Things to do:
1 - Reproduce the Geode LX message from the words "Tue Apr 29 12:20:31" through "I mismeasured something?", replacing "MMX" with "SSE".
2 - Decide whether each statement agrees with the Geode LX message, answering yes or no and quoting the words that decide it: (a) the timings in the secret documentation differ from those in the datasheet; (b) the writer has told the technical writer about the mistake; (c) the writer is a silicon designer.
3 - In the Geode LX message, on which page is the note that mentions 3DNOW ops in the table about FP ops?

Excerpt to read:
Start
15 computer science collegians looking for a project

Tue Apr 29 12:20:31 EDT 2008

On 29/04/08 17:41 +0200, NoiseEHC wrote:
> On this page
> http://wiki.laptop.org/go/Geode_LX
> I have named some instructions as "Synchronized ops" (in the MMX 
> section). Are those real or did I mismeasured something?

That section is very difficult to understand.  I'm not sure which
operations you have invented this name for.

> If those are 
> real then would somebody from AMD just go through the databook and fix 
> the instruction clock cycle numbers? Because in that case it is sure 
> that they do not match reality and clearly I have better things to do 
> than measuring clock cycles. 

Clearly you must have some basis for assuming that the numbers are
wrong, so you must have done some measurement.  I consulted the
secret documentation that you claim I am withholding from you, 
and the timings there are the same as in the datasheet.  I believe that
you are correct in that these are the clock counts for the instruction to
go through the FPU and don't include the stall time for the pipeline
to clear up.

I am not a silicon designer, so I'm not the final word on if they are
correct or not, but at least that should prove that there isn't a
massive marketing conspiracy to hide the details of the processor
from our customers.  If they are lying to you, they are lying to me,
and they're not lying to me.

> Also the legend is clearly wrong in several 
> cases so probably that would need checking too (like on page 668 note 4 
> talks about 3DNOW ops in the table about FP ops).

That is an mistake - I have let the technical writer know about it.
End
Record set:
Start
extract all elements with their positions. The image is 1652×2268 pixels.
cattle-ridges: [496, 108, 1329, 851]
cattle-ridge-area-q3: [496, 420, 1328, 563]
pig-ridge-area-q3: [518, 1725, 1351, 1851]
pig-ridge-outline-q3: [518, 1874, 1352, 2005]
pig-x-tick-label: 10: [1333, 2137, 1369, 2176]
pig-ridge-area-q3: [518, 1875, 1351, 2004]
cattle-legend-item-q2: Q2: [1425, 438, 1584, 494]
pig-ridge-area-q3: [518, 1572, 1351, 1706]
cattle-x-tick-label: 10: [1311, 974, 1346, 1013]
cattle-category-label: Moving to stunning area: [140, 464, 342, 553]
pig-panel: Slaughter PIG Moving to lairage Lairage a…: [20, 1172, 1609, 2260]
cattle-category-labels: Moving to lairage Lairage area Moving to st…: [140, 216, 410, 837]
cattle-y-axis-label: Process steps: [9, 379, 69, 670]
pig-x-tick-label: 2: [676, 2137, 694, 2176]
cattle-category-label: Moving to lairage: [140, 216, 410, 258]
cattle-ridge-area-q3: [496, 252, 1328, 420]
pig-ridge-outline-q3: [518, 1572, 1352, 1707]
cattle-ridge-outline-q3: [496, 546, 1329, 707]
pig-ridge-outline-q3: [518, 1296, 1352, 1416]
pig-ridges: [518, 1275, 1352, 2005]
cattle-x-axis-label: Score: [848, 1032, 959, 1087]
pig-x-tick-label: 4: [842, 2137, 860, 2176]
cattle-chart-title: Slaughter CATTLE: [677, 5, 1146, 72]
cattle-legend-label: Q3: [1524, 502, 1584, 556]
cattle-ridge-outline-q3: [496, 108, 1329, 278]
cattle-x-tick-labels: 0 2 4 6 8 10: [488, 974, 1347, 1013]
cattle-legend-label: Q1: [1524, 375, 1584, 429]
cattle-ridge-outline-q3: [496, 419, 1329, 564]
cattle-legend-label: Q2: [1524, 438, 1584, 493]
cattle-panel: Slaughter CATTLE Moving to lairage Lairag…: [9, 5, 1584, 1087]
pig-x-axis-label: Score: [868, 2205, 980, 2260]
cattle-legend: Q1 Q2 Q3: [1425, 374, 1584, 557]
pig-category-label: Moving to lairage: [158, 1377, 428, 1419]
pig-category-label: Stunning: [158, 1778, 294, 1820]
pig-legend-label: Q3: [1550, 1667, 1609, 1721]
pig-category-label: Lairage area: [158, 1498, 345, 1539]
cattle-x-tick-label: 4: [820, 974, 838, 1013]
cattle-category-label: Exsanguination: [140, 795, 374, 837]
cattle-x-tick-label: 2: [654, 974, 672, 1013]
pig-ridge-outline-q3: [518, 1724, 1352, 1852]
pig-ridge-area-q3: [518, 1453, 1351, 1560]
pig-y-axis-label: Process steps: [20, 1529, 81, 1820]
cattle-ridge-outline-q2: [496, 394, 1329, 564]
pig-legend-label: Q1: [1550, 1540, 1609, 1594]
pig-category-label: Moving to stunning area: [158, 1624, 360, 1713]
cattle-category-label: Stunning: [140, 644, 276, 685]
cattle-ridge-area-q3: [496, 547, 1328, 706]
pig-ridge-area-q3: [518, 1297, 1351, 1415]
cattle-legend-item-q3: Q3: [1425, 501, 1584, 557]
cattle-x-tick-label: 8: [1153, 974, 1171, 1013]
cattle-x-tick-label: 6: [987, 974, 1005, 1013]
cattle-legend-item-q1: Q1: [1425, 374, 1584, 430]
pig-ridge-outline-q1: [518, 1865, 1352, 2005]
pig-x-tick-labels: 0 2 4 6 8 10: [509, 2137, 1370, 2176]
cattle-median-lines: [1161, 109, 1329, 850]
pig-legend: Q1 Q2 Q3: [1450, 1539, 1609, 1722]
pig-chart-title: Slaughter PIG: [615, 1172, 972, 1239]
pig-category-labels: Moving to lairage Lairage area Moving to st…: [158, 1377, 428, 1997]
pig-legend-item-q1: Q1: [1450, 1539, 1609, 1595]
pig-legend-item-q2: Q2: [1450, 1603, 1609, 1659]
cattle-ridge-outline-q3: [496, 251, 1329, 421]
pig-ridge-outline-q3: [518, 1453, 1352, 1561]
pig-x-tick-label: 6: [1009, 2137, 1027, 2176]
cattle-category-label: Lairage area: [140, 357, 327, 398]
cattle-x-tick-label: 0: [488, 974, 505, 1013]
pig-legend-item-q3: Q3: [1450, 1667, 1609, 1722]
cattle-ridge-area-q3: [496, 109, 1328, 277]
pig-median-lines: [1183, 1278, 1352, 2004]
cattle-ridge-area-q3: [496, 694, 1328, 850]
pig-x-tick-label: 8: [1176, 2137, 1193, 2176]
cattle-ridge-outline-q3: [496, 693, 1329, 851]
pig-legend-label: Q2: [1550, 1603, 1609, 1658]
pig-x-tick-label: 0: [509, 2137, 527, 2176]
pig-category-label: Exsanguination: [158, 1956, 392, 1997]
End
The responses:
1 -
Tue Apr 29 12:20:31 EDT 2008

On 29/04/08 17:41 +0200, NoiseEHC wrote:
> On this page
> http://wiki.laptop.org/go/Geode_LX
> I have named some instructions as "Synchronized ops" (in the SSE 
> section). Are those real or did I mismeasured something?

2 -
(a) No: "the timings there are the same as in the datasheet"
(b) Yes: "I have let the technical writer know about it."
(c) No: "I am not a silicon designer"

3 - Page 668, in note 4.